__What is asked__: Retype the material that follows, keeping every word as it is.

__Data section__:
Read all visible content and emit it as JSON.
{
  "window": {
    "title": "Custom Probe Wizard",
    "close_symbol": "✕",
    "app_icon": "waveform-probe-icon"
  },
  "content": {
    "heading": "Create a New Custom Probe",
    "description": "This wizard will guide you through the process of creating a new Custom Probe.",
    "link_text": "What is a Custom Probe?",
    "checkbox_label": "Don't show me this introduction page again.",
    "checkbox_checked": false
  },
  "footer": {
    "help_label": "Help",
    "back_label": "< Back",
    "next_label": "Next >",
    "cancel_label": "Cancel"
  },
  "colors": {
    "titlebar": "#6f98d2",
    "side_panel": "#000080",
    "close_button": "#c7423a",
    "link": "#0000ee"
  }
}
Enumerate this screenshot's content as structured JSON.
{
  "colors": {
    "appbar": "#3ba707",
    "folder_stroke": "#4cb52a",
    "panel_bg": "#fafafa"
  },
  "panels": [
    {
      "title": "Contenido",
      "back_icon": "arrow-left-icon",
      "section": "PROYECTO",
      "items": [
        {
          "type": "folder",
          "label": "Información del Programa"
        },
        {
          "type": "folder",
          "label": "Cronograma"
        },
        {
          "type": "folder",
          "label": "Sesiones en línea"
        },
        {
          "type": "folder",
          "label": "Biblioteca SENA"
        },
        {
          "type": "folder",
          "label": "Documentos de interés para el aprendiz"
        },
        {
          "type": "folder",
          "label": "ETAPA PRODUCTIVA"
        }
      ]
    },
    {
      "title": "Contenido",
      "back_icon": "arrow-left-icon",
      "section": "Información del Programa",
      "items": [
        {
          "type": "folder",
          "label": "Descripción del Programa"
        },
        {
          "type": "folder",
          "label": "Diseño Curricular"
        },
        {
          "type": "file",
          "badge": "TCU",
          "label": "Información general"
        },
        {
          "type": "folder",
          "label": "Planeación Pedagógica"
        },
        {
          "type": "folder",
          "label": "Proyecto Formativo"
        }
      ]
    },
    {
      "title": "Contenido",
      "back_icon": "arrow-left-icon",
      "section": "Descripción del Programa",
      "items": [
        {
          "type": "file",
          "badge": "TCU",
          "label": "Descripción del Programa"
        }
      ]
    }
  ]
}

__Answer to the exercise__:
Read all visible content and emit it as JSON.
{
  "window": {
    "title": "Custom Probe Wizard",
    "close_symbol": "✕",
    "app_icon": "waveform-probe-icon"
  },
  "content": {
    "heading": "Create a New Custom Probe",
    "description": "This wizard will guide you through the process of creating a new Custom Probe.",
    "link_text": "What is a Custom Probe?",
    "checkbox_label": "Don't show me this introduction page again.",
    "checkbox_checked": false
  },
  "footer": {
    "help_label": "Help",
    "back_label": "< Back",
    "next_label": "Next >",
    "cancel_label": "Cancel"
  },
  "colors": {
    "titlebar": "#6f98d2",
    "side_panel": "#000080",
    "close_button": "#c7423a",
    "link": "#0000ee"
  }
}
Enumerate this screenshot's content as structured JSON.
{
  "colors": {
    "appbar": "#3ba707",
    "folder_stroke": "#4cb52a",
    "panel_bg": "#fafafa"
  },
  "panels": [
    {
      "title": "Contenido",
      "back_icon": "arrow-left-icon",
      "section": "PROYECTO",
      "items": [
        {
          "type": "folder",
          "label": "Información del Programa"
        },
        {
          "type": "folder",
          "label": "Cronograma"
        },
        {
          "type": "folder",
          "label": "Sesiones en línea"
        },
        {
          "type": "folder",
          "label": "Biblioteca SENA"
        },
        {
          "type": "folder",
          "label": "Documentos de interés para el aprendiz"
        },
        {
          "type": "folder",
          "label": "ETAPA PRODUCTIVA"
        }
      ]
    },
    {
      "title": "Contenido",
      "back_icon": "arrow-left-icon",
      "section": "Información del Programa",
      "items": [
        {
          "type": "folder",
          "label": "Descripción del Programa"
        },
        {
          "type": "folder",
          "label": "Diseño Curricular"
        },
        {
          "type": "file",
          "badge": "TCU",
          "label": "Información general"
        },
        {
          "type": "folder",
          "label": "Planeación Pedagógica"
        },
        {
          "type": "folder",
          "label": "Proyecto Formativo"
        }
      ]
    },
    {
      "title": "Contenido",
      "back_icon": "arrow-left-icon",
      "section": "Descripción del Programa",
      "items": [
        {
          "type": "file",
          "badge": "TCU",
          "label": "Descripción del Programa"
        }
      ]
    }
  ]
}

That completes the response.